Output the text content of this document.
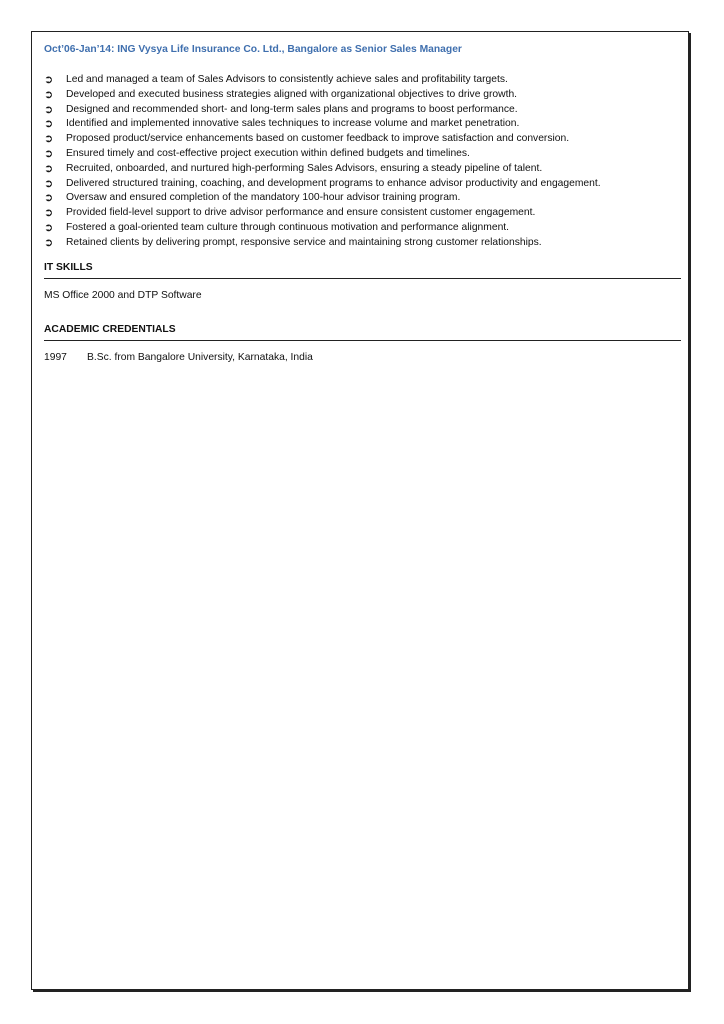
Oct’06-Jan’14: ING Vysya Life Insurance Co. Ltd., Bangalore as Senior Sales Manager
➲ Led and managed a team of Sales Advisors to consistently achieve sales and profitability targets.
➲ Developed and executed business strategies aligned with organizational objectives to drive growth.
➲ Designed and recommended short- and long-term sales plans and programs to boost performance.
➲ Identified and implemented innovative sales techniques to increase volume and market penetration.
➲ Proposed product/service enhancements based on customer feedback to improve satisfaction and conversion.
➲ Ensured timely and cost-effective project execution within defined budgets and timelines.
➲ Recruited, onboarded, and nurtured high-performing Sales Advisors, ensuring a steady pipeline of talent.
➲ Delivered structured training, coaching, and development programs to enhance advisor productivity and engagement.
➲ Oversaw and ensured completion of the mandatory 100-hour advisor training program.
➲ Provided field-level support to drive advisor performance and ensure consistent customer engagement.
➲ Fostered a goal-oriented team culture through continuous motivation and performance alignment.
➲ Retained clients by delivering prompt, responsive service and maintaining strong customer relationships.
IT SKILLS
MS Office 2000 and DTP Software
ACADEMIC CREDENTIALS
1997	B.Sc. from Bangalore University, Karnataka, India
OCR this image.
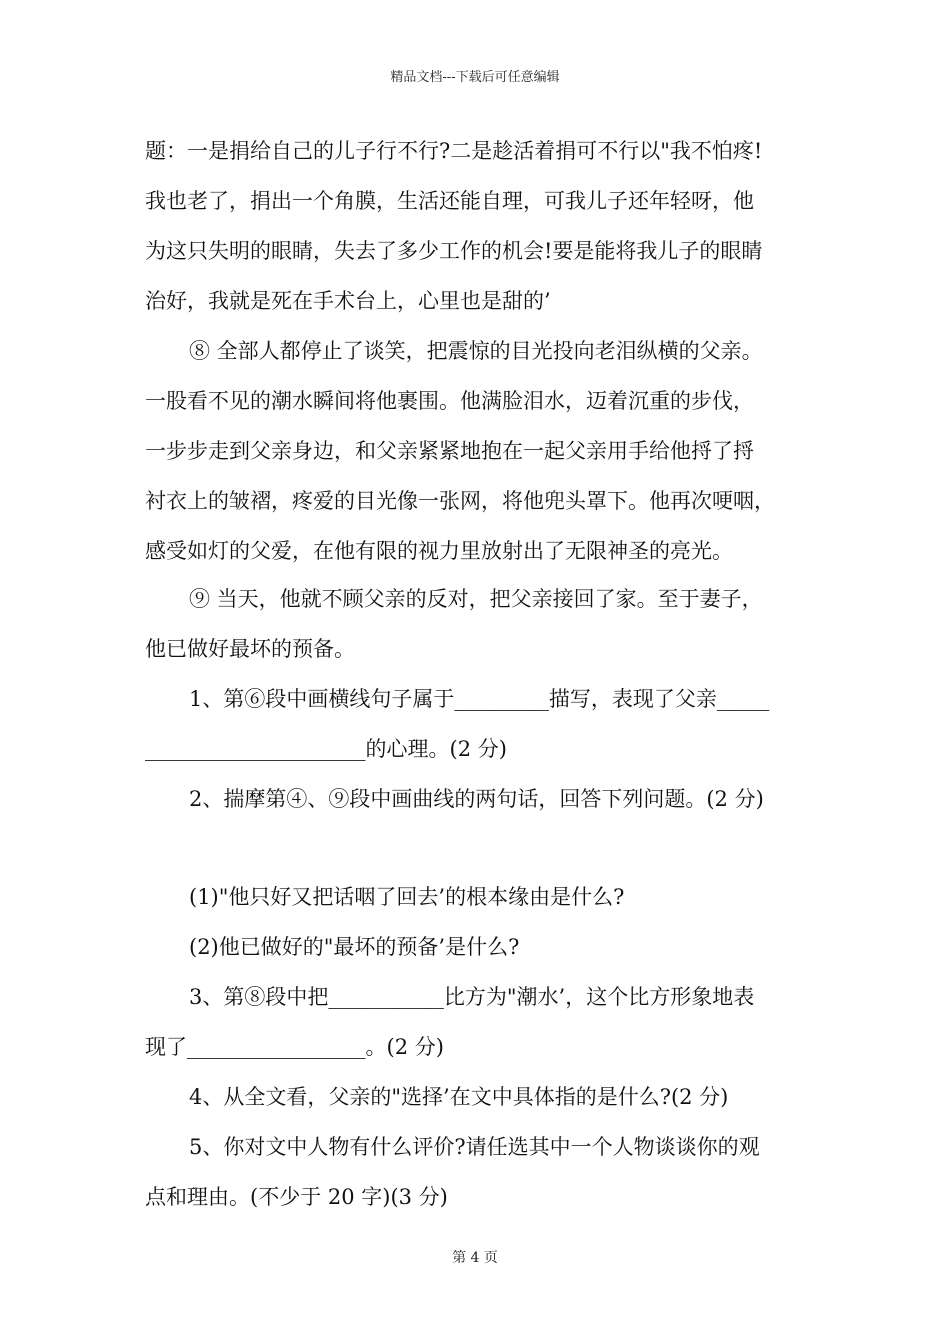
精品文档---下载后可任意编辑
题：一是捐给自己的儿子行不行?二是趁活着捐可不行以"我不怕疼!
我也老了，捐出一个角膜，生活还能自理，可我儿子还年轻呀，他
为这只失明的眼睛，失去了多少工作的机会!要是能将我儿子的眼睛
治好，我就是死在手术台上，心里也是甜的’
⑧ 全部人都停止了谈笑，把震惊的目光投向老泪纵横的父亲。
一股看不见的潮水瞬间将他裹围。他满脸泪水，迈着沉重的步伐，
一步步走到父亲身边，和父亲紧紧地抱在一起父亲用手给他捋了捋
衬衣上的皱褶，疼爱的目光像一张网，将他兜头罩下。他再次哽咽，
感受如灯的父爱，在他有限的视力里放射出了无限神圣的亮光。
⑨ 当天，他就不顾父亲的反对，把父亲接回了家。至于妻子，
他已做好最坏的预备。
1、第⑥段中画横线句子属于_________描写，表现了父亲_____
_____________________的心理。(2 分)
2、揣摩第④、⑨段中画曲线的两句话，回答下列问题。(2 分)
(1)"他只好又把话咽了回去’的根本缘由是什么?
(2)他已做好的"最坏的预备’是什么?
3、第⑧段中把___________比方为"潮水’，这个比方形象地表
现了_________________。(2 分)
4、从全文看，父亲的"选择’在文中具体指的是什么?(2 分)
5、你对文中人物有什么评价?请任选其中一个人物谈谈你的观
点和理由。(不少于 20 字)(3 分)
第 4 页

--

■ Problem to work on ■
Could you reproduce every record above exactly, leaving out the pictures?

■ Task solution ■
Output the text content of this document.
Oct’06-Jan’14: ING Vysya Life Insurance Co. Ltd., Bangalore as Senior Sales Manager
➲ Led and managed a team of Sales Advisors to consistently achieve sales and profitability targets.
➲ Developed and executed business strategies aligned with organizational objectives to drive growth.
➲ Designed and recommended short- and long-term sales plans and programs to boost performance.
➲ Identified and implemented innovative sales techniques to increase volume and market penetration.
➲ Proposed product/service enhancements based on customer feedback to improve satisfaction and conversion.
➲ Ensured timely and cost-effective project execution within defined budgets and timelines.
➲ Recruited, onboarded, and nurtured high-performing Sales Advisors, ensuring a steady pipeline of talent.
➲ Delivered structured training, coaching, and development programs to enhance advisor productivity and engagement.
➲ Oversaw and ensured completion of the mandatory 100-hour advisor training program.
➲ Provided field-level support to drive advisor performance and ensure consistent customer engagement.
➲ Fostered a goal-oriented team culture through continuous motivation and performance alignment.
➲ Retained clients by delivering prompt, responsive service and maintaining strong customer relationships.
IT SKILLS
MS Office 2000 and DTP Software
ACADEMIC CREDENTIALS
1997	B.Sc. from Bangalore University, Karnataka, India
OCR this image.
精品文档---下载后可任意编辑
题：一是捐给自己的儿子行不行?二是趁活着捐可不行以"我不怕疼!
我也老了，捐出一个角膜，生活还能自理，可我儿子还年轻呀，他
为这只失明的眼睛，失去了多少工作的机会!要是能将我儿子的眼睛
治好，我就是死在手术台上，心里也是甜的’
⑧ 全部人都停止了谈笑，把震惊的目光投向老泪纵横的父亲。
一股看不见的潮水瞬间将他裹围。他满脸泪水，迈着沉重的步伐，
一步步走到父亲身边，和父亲紧紧地抱在一起父亲用手给他捋了捋
衬衣上的皱褶，疼爱的目光像一张网，将他兜头罩下。他再次哽咽，
感受如灯的父爱，在他有限的视力里放射出了无限神圣的亮光。
⑨ 当天，他就不顾父亲的反对，把父亲接回了家。至于妻子，
他已做好最坏的预备。
1、第⑥段中画横线句子属于_________描写，表现了父亲_____
_____________________的心理。(2 分)
2、揣摩第④、⑨段中画曲线的两句话，回答下列问题。(2 分)
(1)"他只好又把话咽了回去’的根本缘由是什么?
(2)他已做好的"最坏的预备’是什么?
3、第⑧段中把___________比方为"潮水’，这个比方形象地表
现了_________________。(2 分)
4、从全文看，父亲的"选择’在文中具体指的是什么?(2 分)
5、你对文中人物有什么评价?请任选其中一个人物谈谈你的观
点和理由。(不少于 20 字)(3 分)
第 4 页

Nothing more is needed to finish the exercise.